WHAT THE TASK REQUIRES » Across the material below, how many lines contain the word "type"? Give only the number.

DATA LINES »
● ● ● ●

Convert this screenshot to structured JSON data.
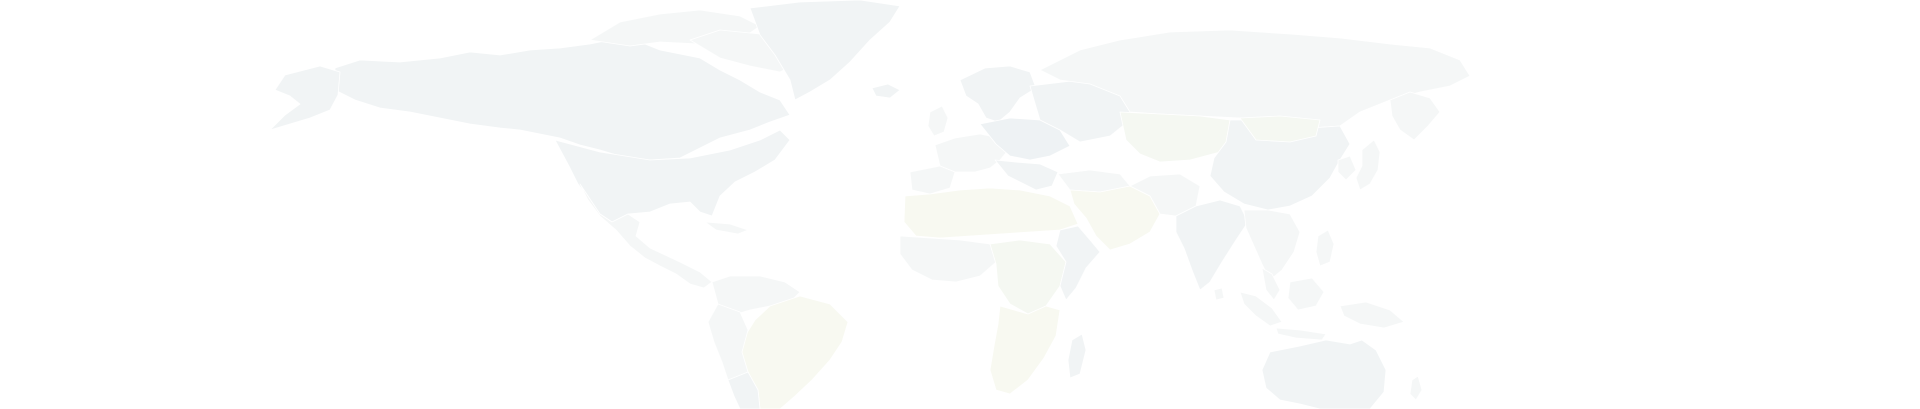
{
  "map": {
    "background": "#ffffff",
    "colors": {
      "land_default": "#f1f4f5",
      "land_light": "#f5f7f7",
      "land_tint_green": "#f5f8f2",
      "land_tint_yellow": "#f8f9f1",
      "land_tint_blue": "#eef2f4"
    },
    "labels": []
  }
}
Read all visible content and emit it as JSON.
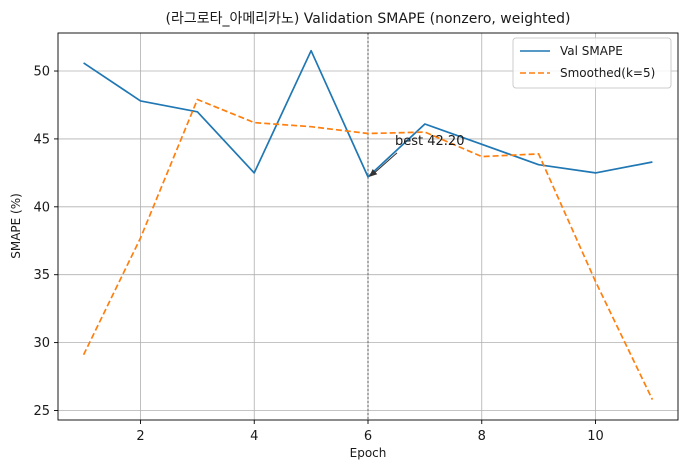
{
  "chart_data": {
    "type": "line",
    "title": "(라그로타_아메리카노) Validation SMAPE (nonzero, weighted)",
    "xlabel": "Epoch",
    "ylabel": "SMAPE (%)",
    "x": [
      1,
      2,
      3,
      4,
      5,
      6,
      7,
      8,
      9,
      10,
      11
    ],
    "xlim": [
      0.55,
      11.45
    ],
    "ylim": [
      24.3,
      52.8
    ],
    "xticks": [
      2,
      4,
      6,
      8,
      10
    ],
    "yticks": [
      25,
      30,
      35,
      40,
      45,
      50
    ],
    "grid": true,
    "legend_position": "top-right",
    "series": [
      {
        "name": "Val SMAPE",
        "color": "#1f77b4",
        "linestyle": "solid",
        "values": [
          50.6,
          47.8,
          47.0,
          42.5,
          51.5,
          42.2,
          46.1,
          44.6,
          43.1,
          42.5,
          43.3
        ]
      },
      {
        "name": "Smoothed(k=5)",
        "color": "#ff7f0e",
        "linestyle": "dashed",
        "values": [
          29.1,
          37.7,
          47.9,
          46.2,
          45.9,
          45.4,
          45.5,
          43.7,
          43.9,
          34.5,
          25.8
        ]
      }
    ],
    "vline": {
      "x": 6
    },
    "annotation": {
      "text": "best 42.20",
      "x": 6,
      "y": 42.2
    }
  }
}
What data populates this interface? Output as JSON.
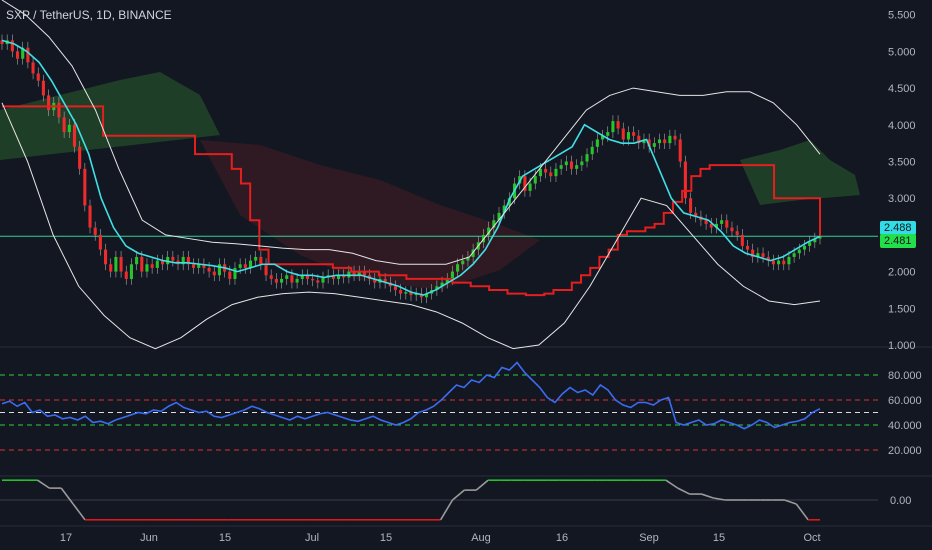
{
  "header": {
    "symbol_title": "SXP / TetherUS, 1D, BINANCE"
  },
  "colors": {
    "background": "#131722",
    "grid": "#1e222d",
    "up": "#26c52a",
    "down": "#ef2b2b",
    "kijun": "#e31f1f",
    "tenkan": "#3fe0e6",
    "bands": "#e6e6e6",
    "rsi": "#3b6bf0",
    "cloud_green": "#2f6e2f",
    "cloud_red": "#5a1d22",
    "osc_green": "#22c22a",
    "osc_red": "#e01818",
    "osc_gray": "#9a9a9a",
    "level_green": "#2ecc40",
    "level_red": "#e03030",
    "level_white": "#dddddd",
    "price_line": "#2fd39a",
    "badge_cyan": "#33dde6",
    "badge_green": "#22e04a"
  },
  "x_axis": {
    "labels": [
      "17",
      "Jun",
      "15",
      "Jul",
      "15",
      "Aug",
      "16",
      "Sep",
      "15",
      "Oct"
    ]
  },
  "price_axis": {
    "labels": [
      "5.500",
      "5.000",
      "4.500",
      "4.000",
      "3.500",
      "3.000",
      "2.000",
      "1.500",
      "1.000"
    ]
  },
  "rsi_axis": {
    "labels": [
      "80.000",
      "60.000",
      "40.000",
      "20.000"
    ]
  },
  "osc_axis": {
    "labels": [
      "0.00"
    ]
  },
  "price_badges": {
    "upper": "2.488",
    "lower": "2.481"
  },
  "chart_data": [
    {
      "type": "candlestick",
      "title": "SXP / TetherUS, 1D, BINANCE",
      "ylim": [
        1.0,
        5.7
      ],
      "current_price": 2.481,
      "marker_price": 2.488,
      "series": [
        {
          "name": "",
          "kind": "ohlc-close",
          "values": [
            5.1,
            5.15,
            5.0,
            4.9,
            5.05,
            4.85,
            4.7,
            4.6,
            4.4,
            4.2,
            4.3,
            4.1,
            3.9,
            4.0,
            3.7,
            3.4,
            2.9,
            2.6,
            2.5,
            2.3,
            2.1,
            2.0,
            2.2,
            2.0,
            1.9,
            2.1,
            2.2,
            2.0,
            2.1,
            2.05,
            2.15,
            2.1,
            2.2,
            2.15,
            2.1,
            2.2,
            2.1,
            2.05,
            2.1,
            2.05,
            2.0,
            1.95,
            2.1,
            2.0,
            1.9,
            2.05,
            2.1,
            2.05,
            2.15,
            2.2,
            2.1,
            1.95,
            1.9,
            1.85,
            1.9,
            1.95,
            1.85,
            1.9,
            1.95,
            1.9,
            1.88,
            1.85,
            1.92,
            1.95,
            1.9,
            1.95,
            1.92,
            2.0,
            1.95,
            2.0,
            1.95,
            1.9,
            1.85,
            1.9,
            1.85,
            1.8,
            1.75,
            1.7,
            1.72,
            1.68,
            1.7,
            1.65,
            1.7,
            1.75,
            1.8,
            1.85,
            1.9,
            2.0,
            2.1,
            2.15,
            2.2,
            2.3,
            2.4,
            2.5,
            2.6,
            2.7,
            2.8,
            2.9,
            3.0,
            3.2,
            3.3,
            3.1,
            3.2,
            3.3,
            3.4,
            3.35,
            3.3,
            3.4,
            3.45,
            3.5,
            3.4,
            3.45,
            3.5,
            3.6,
            3.7,
            3.8,
            3.85,
            3.9,
            4.05,
            3.95,
            3.8,
            3.9,
            3.85,
            3.75,
            3.8,
            3.7,
            3.75,
            3.8,
            3.75,
            3.85,
            3.8,
            3.5,
            3.0,
            2.8,
            2.75,
            2.7,
            2.65,
            2.6,
            2.65,
            2.7,
            2.6,
            2.55,
            2.5,
            2.35,
            2.3,
            2.2,
            2.25,
            2.2,
            2.15,
            2.1,
            2.15,
            2.1,
            2.2,
            2.25,
            2.3,
            2.35,
            2.4,
            2.45,
            2.481
          ]
        },
        {
          "name": "",
          "kind": "kijun",
          "values": [
            4.25,
            4.25,
            4.25,
            4.25,
            4.25,
            4.25,
            4.25,
            4.25,
            4.25,
            4.25,
            4.25,
            3.85,
            3.85,
            3.85,
            3.85,
            3.85,
            3.85,
            3.85,
            3.85,
            3.85,
            3.85,
            3.6,
            3.6,
            3.6,
            3.6,
            3.4,
            3.2,
            2.7,
            2.3,
            2.1,
            2.1,
            2.1,
            2.1,
            2.1,
            2.1,
            2.1,
            2.05,
            2.05,
            2.0,
            2.0,
            2.0,
            1.95,
            1.95,
            1.95,
            1.9,
            1.9,
            1.9,
            1.9,
            1.9,
            1.85,
            1.85,
            1.8,
            1.8,
            1.75,
            1.75,
            1.7,
            1.7,
            1.68,
            1.68,
            1.7,
            1.75,
            1.75,
            1.85,
            1.95,
            2.05,
            2.2,
            2.3,
            2.5,
            2.55,
            2.55,
            2.6,
            2.65,
            2.8,
            2.95,
            3.1,
            3.3,
            3.4,
            3.45,
            3.45,
            3.45,
            3.45,
            3.45,
            3.45,
            3.45,
            3.0,
            3.0,
            3.0,
            3.0,
            3.0,
            2.481
          ]
        },
        {
          "name": "",
          "kind": "tenkan",
          "values": [
            5.15,
            5.1,
            5.0,
            4.85,
            4.6,
            4.3,
            4.0,
            3.6,
            3.0,
            2.6,
            2.35,
            2.25,
            2.2,
            2.15,
            2.12,
            2.12,
            2.1,
            2.08,
            2.05,
            2.0,
            2.05,
            2.1,
            2.1,
            2.0,
            1.95,
            1.95,
            1.92,
            1.95,
            1.95,
            1.95,
            1.9,
            1.85,
            1.8,
            1.72,
            1.68,
            1.75,
            1.85,
            1.95,
            2.1,
            2.3,
            2.6,
            3.0,
            3.3,
            3.4,
            3.5,
            3.6,
            3.7,
            4.0,
            3.9,
            3.8,
            3.75,
            3.75,
            3.8,
            3.4,
            3.0,
            2.8,
            2.75,
            2.7,
            2.55,
            2.35,
            2.25,
            2.2,
            2.15,
            2.2,
            2.3,
            2.4,
            2.481
          ]
        },
        {
          "name": "",
          "kind": "bollinger-upper",
          "values": [
            5.7,
            5.5,
            5.2,
            4.8,
            4.2,
            3.4,
            2.7,
            2.5,
            2.45,
            2.4,
            2.38,
            2.35,
            2.32,
            2.3,
            2.3,
            2.25,
            2.15,
            2.1,
            2.1,
            2.1,
            2.2,
            2.6,
            3.0,
            3.4,
            3.8,
            4.2,
            4.4,
            4.5,
            4.45,
            4.4,
            4.4,
            4.45,
            4.45,
            4.3,
            4.0,
            3.6
          ]
        },
        {
          "name": "",
          "kind": "bollinger-lower",
          "values": [
            4.3,
            3.5,
            2.5,
            1.8,
            1.4,
            1.1,
            0.95,
            1.1,
            1.35,
            1.55,
            1.65,
            1.7,
            1.72,
            1.7,
            1.65,
            1.6,
            1.55,
            1.45,
            1.3,
            1.1,
            0.95,
            1.0,
            1.3,
            1.8,
            2.4,
            3.0,
            2.9,
            2.5,
            2.1,
            1.8,
            1.6,
            1.55,
            1.6
          ]
        }
      ]
    },
    {
      "type": "line",
      "ylim": [
        0,
        100
      ],
      "levels": [
        80,
        60,
        50,
        40,
        20
      ],
      "series": [
        {
          "name": "",
          "values": [
            57,
            59,
            55,
            58,
            50,
            52,
            47,
            48,
            45,
            46,
            44,
            47,
            42,
            43,
            41,
            44,
            46,
            48,
            50,
            49,
            52,
            51,
            55,
            58,
            54,
            52,
            50,
            51,
            47,
            46,
            48,
            50,
            52,
            55,
            53,
            50,
            48,
            46,
            44,
            47,
            45,
            47,
            49,
            50,
            48,
            46,
            44,
            43,
            45,
            47,
            44,
            42,
            40,
            42,
            45,
            50,
            52,
            55,
            60,
            66,
            72,
            70,
            76,
            74,
            80,
            78,
            86,
            84,
            90,
            82,
            76,
            70,
            62,
            58,
            65,
            70,
            66,
            68,
            64,
            72,
            68,
            60,
            56,
            54,
            58,
            58,
            56,
            60,
            62,
            42,
            40,
            42,
            44,
            40,
            41,
            44,
            42,
            40,
            37,
            40,
            44,
            42,
            38,
            40,
            42,
            43,
            45,
            50,
            53
          ]
        }
      ]
    },
    {
      "type": "line",
      "ylim": [
        -1,
        1
      ],
      "levels": [
        0
      ],
      "series": [
        {
          "name": "",
          "values": [
            1,
            1,
            1,
            1,
            0.6,
            0.6,
            -0.2,
            -1,
            -1,
            -1,
            -1,
            -1,
            -1,
            -1,
            -1,
            -1,
            -1,
            -1,
            -1,
            -1,
            -1,
            -1,
            -1,
            -1,
            -1,
            -1,
            -1,
            -1,
            -1,
            -1,
            -1,
            -1,
            -1,
            -1,
            -1,
            -1,
            -1,
            -1,
            0.0,
            0.5,
            0.5,
            1,
            1,
            1,
            1,
            1,
            1,
            1,
            1,
            1,
            1,
            1,
            1,
            1,
            1,
            1,
            1,
            0.6,
            0.3,
            0.3,
            0.1,
            0.0,
            0.0,
            0.0,
            0.0,
            0.0,
            0.0,
            -0.2,
            -1,
            -1
          ]
        }
      ]
    }
  ]
}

● ● ● ●

OUTPUT FOR THIS EXERCISE » 4